§ **Recorded information**
++++++++++++++++++++

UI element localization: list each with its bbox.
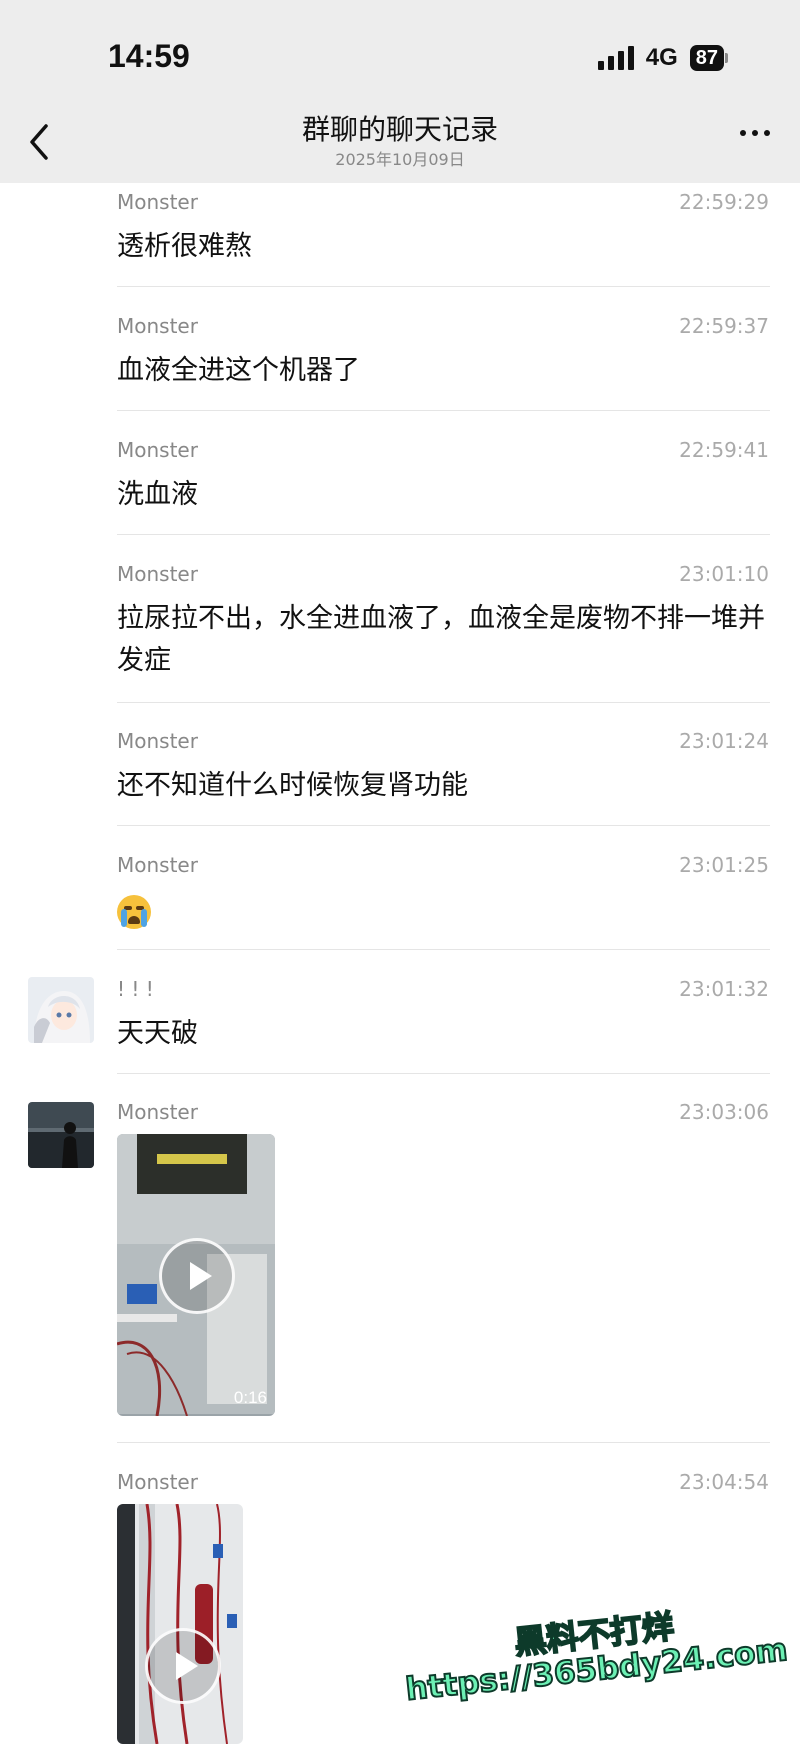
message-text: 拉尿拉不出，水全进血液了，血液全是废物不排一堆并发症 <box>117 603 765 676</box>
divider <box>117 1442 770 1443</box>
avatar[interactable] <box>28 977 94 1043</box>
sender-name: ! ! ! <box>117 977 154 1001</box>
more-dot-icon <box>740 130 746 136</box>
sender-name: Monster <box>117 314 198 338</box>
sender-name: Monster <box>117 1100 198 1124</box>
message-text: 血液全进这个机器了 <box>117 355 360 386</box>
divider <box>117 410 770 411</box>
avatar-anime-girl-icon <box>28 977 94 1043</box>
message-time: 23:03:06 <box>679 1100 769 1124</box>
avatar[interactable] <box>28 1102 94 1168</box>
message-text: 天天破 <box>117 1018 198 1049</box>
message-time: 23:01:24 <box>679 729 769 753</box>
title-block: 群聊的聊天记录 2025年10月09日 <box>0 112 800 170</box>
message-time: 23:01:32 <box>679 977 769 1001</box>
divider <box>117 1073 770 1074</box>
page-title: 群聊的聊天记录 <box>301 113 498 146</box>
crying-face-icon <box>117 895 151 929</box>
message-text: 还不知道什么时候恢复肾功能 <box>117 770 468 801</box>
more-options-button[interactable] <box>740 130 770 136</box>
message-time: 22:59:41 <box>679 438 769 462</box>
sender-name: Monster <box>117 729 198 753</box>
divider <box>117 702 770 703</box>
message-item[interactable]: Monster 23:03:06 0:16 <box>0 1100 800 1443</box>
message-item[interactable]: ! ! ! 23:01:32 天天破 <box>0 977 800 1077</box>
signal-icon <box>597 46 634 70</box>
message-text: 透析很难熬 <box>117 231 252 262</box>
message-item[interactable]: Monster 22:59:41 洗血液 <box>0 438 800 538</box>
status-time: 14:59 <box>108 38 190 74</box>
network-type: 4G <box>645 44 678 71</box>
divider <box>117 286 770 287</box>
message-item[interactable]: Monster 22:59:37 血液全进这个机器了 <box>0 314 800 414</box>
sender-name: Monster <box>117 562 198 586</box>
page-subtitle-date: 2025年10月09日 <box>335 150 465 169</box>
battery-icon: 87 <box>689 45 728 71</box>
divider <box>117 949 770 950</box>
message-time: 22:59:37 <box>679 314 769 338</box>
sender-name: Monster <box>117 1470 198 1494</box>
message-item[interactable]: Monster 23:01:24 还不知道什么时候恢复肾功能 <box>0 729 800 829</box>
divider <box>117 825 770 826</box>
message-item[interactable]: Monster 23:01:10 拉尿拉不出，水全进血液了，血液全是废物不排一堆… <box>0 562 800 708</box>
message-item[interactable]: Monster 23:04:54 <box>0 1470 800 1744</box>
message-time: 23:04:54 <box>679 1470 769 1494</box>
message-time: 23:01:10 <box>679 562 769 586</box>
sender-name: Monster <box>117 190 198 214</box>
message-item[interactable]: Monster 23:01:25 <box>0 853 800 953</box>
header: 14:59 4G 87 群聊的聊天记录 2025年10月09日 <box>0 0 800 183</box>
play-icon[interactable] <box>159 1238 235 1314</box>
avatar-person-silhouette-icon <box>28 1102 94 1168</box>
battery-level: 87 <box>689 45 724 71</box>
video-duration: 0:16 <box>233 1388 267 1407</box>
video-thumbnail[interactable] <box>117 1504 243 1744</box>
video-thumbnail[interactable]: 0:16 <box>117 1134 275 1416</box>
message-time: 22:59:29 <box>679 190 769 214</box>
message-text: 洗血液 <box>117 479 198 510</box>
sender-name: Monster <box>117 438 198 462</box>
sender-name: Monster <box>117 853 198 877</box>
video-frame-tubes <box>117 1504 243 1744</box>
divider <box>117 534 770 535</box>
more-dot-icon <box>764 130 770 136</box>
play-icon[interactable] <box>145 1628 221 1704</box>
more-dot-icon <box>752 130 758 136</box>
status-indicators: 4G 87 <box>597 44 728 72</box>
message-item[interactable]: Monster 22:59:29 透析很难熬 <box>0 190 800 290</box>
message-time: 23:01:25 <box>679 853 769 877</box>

++++++++++++++++++++

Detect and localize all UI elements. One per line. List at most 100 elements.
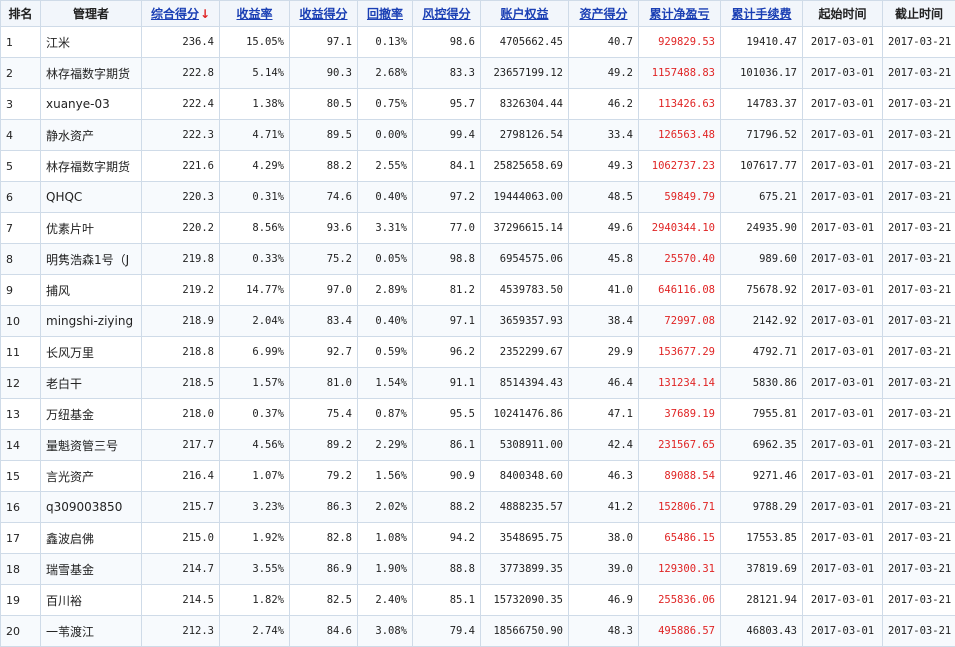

++++++++++++++++++++

§ **Do this**
Copy out the listing verbatim, starting with the line that contains "UI element localization: list" and continuing through the line that contains "title-block: 群聊的聊天记录 2025年10月09日", with both of those lines included. Omit the picture.

§ **Exercise response**
UI element localization: list each with its bbox.
message-text: 拉尿拉不出，水全进血液了，血液全是废物不排一堆并发症 <box>117 603 765 676</box>
divider <box>117 1442 770 1443</box>
avatar[interactable] <box>28 977 94 1043</box>
sender-name: ! ! ! <box>117 977 154 1001</box>
more-dot-icon <box>740 130 746 136</box>
sender-name: Monster <box>117 314 198 338</box>
sender-name: Monster <box>117 1100 198 1124</box>
message-text: 血液全进这个机器了 <box>117 355 360 386</box>
divider <box>117 410 770 411</box>
avatar-anime-girl-icon <box>28 977 94 1043</box>
message-time: 23:03:06 <box>679 1100 769 1124</box>
avatar[interactable] <box>28 1102 94 1168</box>
message-text: 天天破 <box>117 1018 198 1049</box>
message-time: 23:01:24 <box>679 729 769 753</box>
title-block: 群聊的聊天记录 2025年10月09日 <box>0 112 800 170</box>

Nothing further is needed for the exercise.